Extracted records -
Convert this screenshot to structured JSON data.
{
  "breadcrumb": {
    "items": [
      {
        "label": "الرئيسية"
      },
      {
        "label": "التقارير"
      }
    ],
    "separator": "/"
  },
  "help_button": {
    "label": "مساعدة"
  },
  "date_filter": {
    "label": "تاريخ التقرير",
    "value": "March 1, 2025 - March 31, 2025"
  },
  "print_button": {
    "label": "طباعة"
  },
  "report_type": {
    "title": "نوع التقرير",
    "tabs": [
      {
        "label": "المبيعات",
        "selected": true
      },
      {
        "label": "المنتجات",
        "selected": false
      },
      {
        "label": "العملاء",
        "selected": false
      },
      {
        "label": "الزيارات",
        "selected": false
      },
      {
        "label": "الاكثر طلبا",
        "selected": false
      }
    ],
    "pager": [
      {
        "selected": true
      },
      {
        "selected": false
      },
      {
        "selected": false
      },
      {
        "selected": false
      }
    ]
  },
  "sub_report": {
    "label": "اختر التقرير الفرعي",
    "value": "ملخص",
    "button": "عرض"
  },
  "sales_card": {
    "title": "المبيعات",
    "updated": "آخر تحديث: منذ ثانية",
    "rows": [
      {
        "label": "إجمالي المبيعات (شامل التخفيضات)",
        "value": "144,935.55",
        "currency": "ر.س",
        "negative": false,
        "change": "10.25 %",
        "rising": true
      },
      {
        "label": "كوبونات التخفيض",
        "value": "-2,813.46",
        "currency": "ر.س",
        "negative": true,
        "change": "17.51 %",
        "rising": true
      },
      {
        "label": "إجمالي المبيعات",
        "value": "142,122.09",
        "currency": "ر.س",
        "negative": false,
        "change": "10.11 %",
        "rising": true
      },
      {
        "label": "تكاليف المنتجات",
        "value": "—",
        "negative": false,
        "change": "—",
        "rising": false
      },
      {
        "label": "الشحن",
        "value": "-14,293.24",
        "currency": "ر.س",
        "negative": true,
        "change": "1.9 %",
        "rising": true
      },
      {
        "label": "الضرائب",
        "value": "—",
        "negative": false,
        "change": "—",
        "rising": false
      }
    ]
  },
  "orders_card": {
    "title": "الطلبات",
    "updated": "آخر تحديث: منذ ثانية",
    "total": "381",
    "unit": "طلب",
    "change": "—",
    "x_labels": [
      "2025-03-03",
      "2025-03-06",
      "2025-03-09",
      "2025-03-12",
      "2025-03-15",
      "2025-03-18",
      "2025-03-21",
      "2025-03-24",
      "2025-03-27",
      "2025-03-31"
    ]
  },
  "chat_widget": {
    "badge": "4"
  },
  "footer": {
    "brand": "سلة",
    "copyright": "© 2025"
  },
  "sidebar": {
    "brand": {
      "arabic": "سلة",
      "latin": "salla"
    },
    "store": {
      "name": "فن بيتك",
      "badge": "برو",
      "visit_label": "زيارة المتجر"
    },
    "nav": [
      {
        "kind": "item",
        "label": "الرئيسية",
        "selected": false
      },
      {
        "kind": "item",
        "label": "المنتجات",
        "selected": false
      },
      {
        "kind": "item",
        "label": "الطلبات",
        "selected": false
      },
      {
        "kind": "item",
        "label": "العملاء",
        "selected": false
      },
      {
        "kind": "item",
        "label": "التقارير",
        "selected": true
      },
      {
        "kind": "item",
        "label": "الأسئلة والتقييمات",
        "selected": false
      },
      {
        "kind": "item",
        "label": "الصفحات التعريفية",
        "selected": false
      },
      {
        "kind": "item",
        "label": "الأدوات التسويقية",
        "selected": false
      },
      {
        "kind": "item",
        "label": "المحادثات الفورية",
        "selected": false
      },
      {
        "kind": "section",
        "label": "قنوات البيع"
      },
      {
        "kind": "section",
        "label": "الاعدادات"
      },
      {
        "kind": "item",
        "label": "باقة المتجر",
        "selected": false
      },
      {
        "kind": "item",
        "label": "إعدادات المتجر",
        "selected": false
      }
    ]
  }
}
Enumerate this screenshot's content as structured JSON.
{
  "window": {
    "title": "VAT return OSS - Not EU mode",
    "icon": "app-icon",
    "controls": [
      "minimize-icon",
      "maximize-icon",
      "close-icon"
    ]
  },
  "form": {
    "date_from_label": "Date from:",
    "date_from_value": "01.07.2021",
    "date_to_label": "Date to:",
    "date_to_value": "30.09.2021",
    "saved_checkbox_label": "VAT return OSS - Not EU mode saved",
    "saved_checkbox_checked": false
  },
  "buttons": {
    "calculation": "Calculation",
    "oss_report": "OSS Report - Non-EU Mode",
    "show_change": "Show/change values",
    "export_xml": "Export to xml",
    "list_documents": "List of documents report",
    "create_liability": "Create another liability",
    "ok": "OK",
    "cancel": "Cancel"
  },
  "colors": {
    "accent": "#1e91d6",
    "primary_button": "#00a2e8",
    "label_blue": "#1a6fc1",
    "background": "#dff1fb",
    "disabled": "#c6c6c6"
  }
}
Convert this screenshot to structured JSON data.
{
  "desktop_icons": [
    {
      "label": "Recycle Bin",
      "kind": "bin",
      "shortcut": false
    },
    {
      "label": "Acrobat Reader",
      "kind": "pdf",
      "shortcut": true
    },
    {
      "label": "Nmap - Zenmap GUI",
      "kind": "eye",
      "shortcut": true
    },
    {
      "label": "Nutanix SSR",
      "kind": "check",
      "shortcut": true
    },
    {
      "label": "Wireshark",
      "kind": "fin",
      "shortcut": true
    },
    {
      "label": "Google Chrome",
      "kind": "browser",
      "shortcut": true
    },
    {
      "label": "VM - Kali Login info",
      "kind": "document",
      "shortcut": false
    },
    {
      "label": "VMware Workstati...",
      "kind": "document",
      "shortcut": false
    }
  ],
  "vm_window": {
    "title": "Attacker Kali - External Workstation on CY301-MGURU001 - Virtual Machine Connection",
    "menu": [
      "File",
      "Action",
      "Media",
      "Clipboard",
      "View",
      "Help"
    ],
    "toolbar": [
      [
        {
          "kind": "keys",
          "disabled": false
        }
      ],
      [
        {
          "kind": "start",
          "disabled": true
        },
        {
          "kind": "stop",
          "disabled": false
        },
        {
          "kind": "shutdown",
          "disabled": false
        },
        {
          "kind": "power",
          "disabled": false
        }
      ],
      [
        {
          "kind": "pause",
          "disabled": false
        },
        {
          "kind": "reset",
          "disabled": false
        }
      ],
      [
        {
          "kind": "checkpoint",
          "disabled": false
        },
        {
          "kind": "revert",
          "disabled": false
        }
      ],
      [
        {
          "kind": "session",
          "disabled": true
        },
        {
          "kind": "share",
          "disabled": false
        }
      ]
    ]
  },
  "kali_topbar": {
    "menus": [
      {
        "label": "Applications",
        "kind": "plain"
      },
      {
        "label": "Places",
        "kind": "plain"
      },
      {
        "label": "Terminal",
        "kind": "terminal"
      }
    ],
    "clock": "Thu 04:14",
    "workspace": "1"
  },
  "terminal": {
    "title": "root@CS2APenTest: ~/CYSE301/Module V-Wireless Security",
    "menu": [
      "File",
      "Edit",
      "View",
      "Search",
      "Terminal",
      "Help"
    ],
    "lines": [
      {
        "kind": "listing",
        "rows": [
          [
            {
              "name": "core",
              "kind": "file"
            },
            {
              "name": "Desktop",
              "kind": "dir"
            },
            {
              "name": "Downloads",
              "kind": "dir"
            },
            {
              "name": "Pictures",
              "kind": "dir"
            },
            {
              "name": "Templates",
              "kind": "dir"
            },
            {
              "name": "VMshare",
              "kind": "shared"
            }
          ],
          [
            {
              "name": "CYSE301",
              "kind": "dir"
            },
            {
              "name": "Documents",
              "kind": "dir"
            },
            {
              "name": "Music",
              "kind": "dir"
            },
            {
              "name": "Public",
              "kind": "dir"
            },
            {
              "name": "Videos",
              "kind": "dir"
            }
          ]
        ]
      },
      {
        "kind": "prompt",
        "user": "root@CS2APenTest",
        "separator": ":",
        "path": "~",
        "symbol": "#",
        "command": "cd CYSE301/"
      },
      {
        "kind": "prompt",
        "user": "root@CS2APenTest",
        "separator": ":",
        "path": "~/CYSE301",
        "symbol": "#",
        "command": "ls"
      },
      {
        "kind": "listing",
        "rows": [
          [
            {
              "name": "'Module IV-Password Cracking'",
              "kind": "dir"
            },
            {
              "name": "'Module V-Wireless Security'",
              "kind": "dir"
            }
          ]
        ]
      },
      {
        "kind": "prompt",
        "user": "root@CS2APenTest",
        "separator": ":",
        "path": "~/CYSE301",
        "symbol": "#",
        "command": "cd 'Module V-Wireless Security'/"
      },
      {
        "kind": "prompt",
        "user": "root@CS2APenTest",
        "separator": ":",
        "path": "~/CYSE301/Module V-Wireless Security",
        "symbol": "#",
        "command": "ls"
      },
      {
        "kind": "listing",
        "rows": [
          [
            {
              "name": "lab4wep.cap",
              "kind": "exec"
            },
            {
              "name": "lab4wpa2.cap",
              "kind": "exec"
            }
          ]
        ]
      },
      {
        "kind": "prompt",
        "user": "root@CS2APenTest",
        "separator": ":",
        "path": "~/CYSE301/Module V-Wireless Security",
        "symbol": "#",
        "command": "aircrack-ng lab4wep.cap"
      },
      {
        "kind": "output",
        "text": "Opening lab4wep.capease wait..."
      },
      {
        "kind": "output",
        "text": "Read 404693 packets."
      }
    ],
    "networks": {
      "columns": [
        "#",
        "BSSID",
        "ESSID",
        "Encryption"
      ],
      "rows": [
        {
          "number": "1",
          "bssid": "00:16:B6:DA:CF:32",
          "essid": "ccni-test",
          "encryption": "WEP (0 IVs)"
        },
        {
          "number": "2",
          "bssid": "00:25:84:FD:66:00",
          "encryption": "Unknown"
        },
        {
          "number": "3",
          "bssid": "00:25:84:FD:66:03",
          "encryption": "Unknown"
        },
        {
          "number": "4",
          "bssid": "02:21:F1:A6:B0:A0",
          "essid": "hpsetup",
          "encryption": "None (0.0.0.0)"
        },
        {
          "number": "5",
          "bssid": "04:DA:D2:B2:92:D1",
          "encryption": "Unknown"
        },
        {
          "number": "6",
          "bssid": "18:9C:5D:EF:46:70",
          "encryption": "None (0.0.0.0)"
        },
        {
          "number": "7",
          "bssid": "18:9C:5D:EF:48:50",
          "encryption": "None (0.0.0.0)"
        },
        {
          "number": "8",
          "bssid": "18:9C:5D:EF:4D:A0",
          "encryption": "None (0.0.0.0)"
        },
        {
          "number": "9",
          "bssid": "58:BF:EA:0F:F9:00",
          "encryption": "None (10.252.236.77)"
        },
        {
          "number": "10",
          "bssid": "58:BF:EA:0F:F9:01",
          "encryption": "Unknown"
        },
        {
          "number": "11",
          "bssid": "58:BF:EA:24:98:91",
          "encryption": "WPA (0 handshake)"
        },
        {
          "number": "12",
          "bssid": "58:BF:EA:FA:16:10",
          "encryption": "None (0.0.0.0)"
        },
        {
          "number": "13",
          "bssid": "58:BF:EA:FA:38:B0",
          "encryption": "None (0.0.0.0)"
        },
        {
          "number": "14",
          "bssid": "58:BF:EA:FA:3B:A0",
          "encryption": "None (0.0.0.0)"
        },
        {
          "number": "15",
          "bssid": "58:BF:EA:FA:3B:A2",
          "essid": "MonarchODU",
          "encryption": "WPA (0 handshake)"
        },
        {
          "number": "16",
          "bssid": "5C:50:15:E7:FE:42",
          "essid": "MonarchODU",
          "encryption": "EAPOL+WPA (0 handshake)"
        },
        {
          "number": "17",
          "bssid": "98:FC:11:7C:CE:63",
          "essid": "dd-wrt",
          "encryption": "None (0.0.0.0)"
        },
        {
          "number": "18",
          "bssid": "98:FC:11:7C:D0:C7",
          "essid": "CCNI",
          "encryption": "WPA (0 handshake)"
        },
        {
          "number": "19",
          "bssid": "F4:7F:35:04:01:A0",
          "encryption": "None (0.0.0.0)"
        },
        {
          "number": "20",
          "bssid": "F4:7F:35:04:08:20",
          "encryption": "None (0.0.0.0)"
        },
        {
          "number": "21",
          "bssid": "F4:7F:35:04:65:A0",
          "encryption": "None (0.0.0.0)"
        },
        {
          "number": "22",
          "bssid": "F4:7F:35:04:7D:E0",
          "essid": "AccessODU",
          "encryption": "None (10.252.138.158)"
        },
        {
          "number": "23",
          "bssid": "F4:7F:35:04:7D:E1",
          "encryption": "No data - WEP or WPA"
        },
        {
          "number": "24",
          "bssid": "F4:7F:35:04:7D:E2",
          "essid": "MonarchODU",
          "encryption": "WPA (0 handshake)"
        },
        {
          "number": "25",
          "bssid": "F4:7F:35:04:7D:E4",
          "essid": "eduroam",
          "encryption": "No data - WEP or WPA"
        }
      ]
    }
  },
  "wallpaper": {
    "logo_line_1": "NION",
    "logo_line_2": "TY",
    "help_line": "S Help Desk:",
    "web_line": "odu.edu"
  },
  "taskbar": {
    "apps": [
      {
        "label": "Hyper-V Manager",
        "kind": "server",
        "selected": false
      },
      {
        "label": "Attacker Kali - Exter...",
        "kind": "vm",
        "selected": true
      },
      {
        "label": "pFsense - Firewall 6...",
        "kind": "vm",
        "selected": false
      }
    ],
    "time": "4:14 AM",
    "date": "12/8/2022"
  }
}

What is asked -
Copy out every line of the listing that includes the string "title".

Finished answer -
    "title": "نوع التقرير",
    "title": "المبيعات",
    "title": "الطلبات",
    "title": "VAT return OSS - Not EU mode",
    "title": "Attacker Kali - External Workstation on CY301-MGURU001 - Virtual Machine Connection",
    "title": "root@CS2APenTest: ~/CYSE301/Module V-Wireless Security",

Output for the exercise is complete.